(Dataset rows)
────────
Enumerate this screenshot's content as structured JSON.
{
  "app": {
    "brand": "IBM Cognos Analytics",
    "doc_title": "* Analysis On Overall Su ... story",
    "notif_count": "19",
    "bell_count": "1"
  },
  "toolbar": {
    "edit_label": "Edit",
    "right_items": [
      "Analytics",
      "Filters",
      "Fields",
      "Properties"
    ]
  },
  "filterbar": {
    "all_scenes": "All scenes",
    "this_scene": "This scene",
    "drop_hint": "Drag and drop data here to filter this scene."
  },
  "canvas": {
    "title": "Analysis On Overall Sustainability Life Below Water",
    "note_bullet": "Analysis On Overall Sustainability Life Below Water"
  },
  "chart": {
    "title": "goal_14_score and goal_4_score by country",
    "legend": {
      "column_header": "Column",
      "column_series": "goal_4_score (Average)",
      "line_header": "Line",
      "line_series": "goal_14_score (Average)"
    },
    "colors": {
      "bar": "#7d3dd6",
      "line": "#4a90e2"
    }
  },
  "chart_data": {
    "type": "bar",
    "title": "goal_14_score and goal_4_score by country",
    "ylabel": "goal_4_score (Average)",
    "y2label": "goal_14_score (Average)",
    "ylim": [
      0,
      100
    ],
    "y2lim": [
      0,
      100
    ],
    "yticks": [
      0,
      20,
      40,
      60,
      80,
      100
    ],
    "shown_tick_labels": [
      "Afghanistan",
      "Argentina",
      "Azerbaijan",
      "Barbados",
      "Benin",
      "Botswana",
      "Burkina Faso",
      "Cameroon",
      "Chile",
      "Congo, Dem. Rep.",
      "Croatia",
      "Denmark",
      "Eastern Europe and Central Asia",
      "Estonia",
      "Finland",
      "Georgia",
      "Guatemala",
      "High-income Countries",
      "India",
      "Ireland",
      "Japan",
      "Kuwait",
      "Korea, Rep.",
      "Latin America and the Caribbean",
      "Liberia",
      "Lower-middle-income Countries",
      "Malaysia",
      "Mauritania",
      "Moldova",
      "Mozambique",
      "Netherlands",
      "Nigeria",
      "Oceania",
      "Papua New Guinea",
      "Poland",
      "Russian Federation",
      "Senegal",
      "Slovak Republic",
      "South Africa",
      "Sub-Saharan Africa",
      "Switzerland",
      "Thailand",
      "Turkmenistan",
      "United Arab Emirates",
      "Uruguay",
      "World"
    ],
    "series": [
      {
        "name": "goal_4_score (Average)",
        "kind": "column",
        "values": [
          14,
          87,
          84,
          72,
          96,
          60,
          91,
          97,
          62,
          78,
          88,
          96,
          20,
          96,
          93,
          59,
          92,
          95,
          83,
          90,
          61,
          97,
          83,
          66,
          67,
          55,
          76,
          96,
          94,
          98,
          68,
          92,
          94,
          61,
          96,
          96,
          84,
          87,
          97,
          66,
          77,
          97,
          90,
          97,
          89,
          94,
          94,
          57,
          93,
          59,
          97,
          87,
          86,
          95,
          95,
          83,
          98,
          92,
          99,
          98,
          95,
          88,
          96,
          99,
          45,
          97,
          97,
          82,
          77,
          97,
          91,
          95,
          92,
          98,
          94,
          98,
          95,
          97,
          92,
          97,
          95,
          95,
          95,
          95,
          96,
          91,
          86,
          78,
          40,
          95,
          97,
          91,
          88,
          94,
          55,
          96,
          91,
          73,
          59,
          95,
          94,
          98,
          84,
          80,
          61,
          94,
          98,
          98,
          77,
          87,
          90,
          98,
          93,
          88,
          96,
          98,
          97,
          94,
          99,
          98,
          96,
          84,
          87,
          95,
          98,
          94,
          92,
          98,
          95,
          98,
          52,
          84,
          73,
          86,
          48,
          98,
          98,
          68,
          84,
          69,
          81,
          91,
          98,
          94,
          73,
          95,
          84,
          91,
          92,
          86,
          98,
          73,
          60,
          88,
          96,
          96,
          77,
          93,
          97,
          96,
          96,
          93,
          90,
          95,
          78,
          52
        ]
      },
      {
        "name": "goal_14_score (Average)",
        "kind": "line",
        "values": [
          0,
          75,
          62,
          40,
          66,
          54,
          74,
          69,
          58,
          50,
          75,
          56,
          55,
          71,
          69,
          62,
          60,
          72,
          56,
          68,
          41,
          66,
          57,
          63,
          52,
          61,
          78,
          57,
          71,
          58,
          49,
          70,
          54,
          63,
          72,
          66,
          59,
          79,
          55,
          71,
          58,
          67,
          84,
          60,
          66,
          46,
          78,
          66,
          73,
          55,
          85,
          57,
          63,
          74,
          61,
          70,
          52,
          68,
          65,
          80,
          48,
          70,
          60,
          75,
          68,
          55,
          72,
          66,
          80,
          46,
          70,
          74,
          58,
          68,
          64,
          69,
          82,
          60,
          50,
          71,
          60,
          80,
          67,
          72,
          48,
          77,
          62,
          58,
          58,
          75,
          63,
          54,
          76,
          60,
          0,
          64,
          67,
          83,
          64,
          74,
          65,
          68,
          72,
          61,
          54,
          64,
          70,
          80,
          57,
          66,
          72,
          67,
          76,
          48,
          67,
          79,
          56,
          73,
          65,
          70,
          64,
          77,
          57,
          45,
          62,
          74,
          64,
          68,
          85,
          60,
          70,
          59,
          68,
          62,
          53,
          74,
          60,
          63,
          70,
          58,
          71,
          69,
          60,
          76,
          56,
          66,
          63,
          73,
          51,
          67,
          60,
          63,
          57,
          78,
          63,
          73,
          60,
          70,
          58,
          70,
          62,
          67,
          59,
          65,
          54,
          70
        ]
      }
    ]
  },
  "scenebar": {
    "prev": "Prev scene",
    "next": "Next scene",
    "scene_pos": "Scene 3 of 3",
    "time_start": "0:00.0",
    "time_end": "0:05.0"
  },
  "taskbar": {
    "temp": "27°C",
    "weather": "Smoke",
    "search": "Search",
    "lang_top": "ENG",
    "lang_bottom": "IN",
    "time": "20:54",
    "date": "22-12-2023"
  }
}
────────
PROBLEM → Could you quote the material above in full, exactly as it stands?

ANSWER TO THE TASK →
Enumerate this screenshot's content as structured JSON.
{
  "app": {
    "brand": "IBM Cognos Analytics",
    "doc_title": "* Analysis On Overall Su ... story",
    "notif_count": "19",
    "bell_count": "1"
  },
  "toolbar": {
    "edit_label": "Edit",
    "right_items": [
      "Analytics",
      "Filters",
      "Fields",
      "Properties"
    ]
  },
  "filterbar": {
    "all_scenes": "All scenes",
    "this_scene": "This scene",
    "drop_hint": "Drag and drop data here to filter this scene."
  },
  "canvas": {
    "title": "Analysis On Overall Sustainability Life Below Water",
    "note_bullet": "Analysis On Overall Sustainability Life Below Water"
  },
  "chart": {
    "title": "goal_14_score and goal_4_score by country",
    "legend": {
      "column_header": "Column",
      "column_series": "goal_4_score (Average)",
      "line_header": "Line",
      "line_series": "goal_14_score (Average)"
    },
    "colors": {
      "bar": "#7d3dd6",
      "line": "#4a90e2"
    }
  },
  "chart_data": {
    "type": "bar",
    "title": "goal_14_score and goal_4_score by country",
    "ylabel": "goal_4_score (Average)",
    "y2label": "goal_14_score (Average)",
    "ylim": [
      0,
      100
    ],
    "y2lim": [
      0,
      100
    ],
    "yticks": [
      0,
      20,
      40,
      60,
      80,
      100
    ],
    "shown_tick_labels": [
      "Afghanistan",
      "Argentina",
      "Azerbaijan",
      "Barbados",
      "Benin",
      "Botswana",
      "Burkina Faso",
      "Cameroon",
      "Chile",
      "Congo, Dem. Rep.",
      "Croatia",
      "Denmark",
      "Eastern Europe and Central Asia",
      "Estonia",
      "Finland",
      "Georgia",
      "Guatemala",
      "High-income Countries",
      "India",
      "Ireland",
      "Japan",
      "Kuwait",
      "Korea, Rep.",
      "Latin America and the Caribbean",
      "Liberia",
      "Lower-middle-income Countries",
      "Malaysia",
      "Mauritania",
      "Moldova",
      "Mozambique",
      "Netherlands",
      "Nigeria",
      "Oceania",
      "Papua New Guinea",
      "Poland",
      "Russian Federation",
      "Senegal",
      "Slovak Republic",
      "South Africa",
      "Sub-Saharan Africa",
      "Switzerland",
      "Thailand",
      "Turkmenistan",
      "United Arab Emirates",
      "Uruguay",
      "World"
    ],
    "series": [
      {
        "name": "goal_4_score (Average)",
        "kind": "column",
        "values": [
          14,
          87,
          84,
          72,
          96,
          60,
          91,
          97,
          62,
          78,
          88,
          96,
          20,
          96,
          93,
          59,
          92,
          95,
          83,
          90,
          61,
          97,
          83,
          66,
          67,
          55,
          76,
          96,
          94,
          98,
          68,
          92,
          94,
          61,
          96,
          96,
          84,
          87,
          97,
          66,
          77,
          97,
          90,
          97,
          89,
          94,
          94,
          57,
          93,
          59,
          97,
          87,
          86,
          95,
          95,
          83,
          98,
          92,
          99,
          98,
          95,
          88,
          96,
          99,
          45,
          97,
          97,
          82,
          77,
          97,
          91,
          95,
          92,
          98,
          94,
          98,
          95,
          97,
          92,
          97,
          95,
          95,
          95,
          95,
          96,
          91,
          86,
          78,
          40,
          95,
          97,
          91,
          88,
          94,
          55,
          96,
          91,
          73,
          59,
          95,
          94,
          98,
          84,
          80,
          61,
          94,
          98,
          98,
          77,
          87,
          90,
          98,
          93,
          88,
          96,
          98,
          97,
          94,
          99,
          98,
          96,
          84,
          87,
          95,
          98,
          94,
          92,
          98,
          95,
          98,
          52,
          84,
          73,
          86,
          48,
          98,
          98,
          68,
          84,
          69,
          81,
          91,
          98,
          94,
          73,
          95,
          84,
          91,
          92,
          86,
          98,
          73,
          60,
          88,
          96,
          96,
          77,
          93,
          97,
          96,
          96,
          93,
          90,
          95,
          78,
          52
        ]
      },
      {
        "name": "goal_14_score (Average)",
        "kind": "line",
        "values": [
          0,
          75,
          62,
          40,
          66,
          54,
          74,
          69,
          58,
          50,
          75,
          56,
          55,
          71,
          69,
          62,
          60,
          72,
          56,
          68,
          41,
          66,
          57,
          63,
          52,
          61,
          78,
          57,
          71,
          58,
          49,
          70,
          54,
          63,
          72,
          66,
          59,
          79,
          55,
          71,
          58,
          67,
          84,
          60,
          66,
          46,
          78,
          66,
          73,
          55,
          85,
          57,
          63,
          74,
          61,
          70,
          52,
          68,
          65,
          80,
          48,
          70,
          60,
          75,
          68,
          55,
          72,
          66,
          80,
          46,
          70,
          74,
          58,
          68,
          64,
          69,
          82,
          60,
          50,
          71,
          60,
          80,
          67,
          72,
          48,
          77,
          62,
          58,
          58,
          75,
          63,
          54,
          76,
          60,
          0,
          64,
          67,
          83,
          64,
          74,
          65,
          68,
          72,
          61,
          54,
          64,
          70,
          80,
          57,
          66,
          72,
          67,
          76,
          48,
          67,
          79,
          56,
          73,
          65,
          70,
          64,
          77,
          57,
          45,
          62,
          74,
          64,
          68,
          85,
          60,
          70,
          59,
          68,
          62,
          53,
          74,
          60,
          63,
          70,
          58,
          71,
          69,
          60,
          76,
          56,
          66,
          63,
          73,
          51,
          67,
          60,
          63,
          57,
          78,
          63,
          73,
          60,
          70,
          58,
          70,
          62,
          67,
          59,
          65,
          54,
          70
        ]
      }
    ]
  },
  "scenebar": {
    "prev": "Prev scene",
    "next": "Next scene",
    "scene_pos": "Scene 3 of 3",
    "time_start": "0:00.0",
    "time_end": "0:05.0"
  },
  "taskbar": {
    "temp": "27°C",
    "weather": "Smoke",
    "search": "Search",
    "lang_top": "ENG",
    "lang_bottom": "IN",
    "time": "20:54",
    "date": "22-12-2023"
  }
}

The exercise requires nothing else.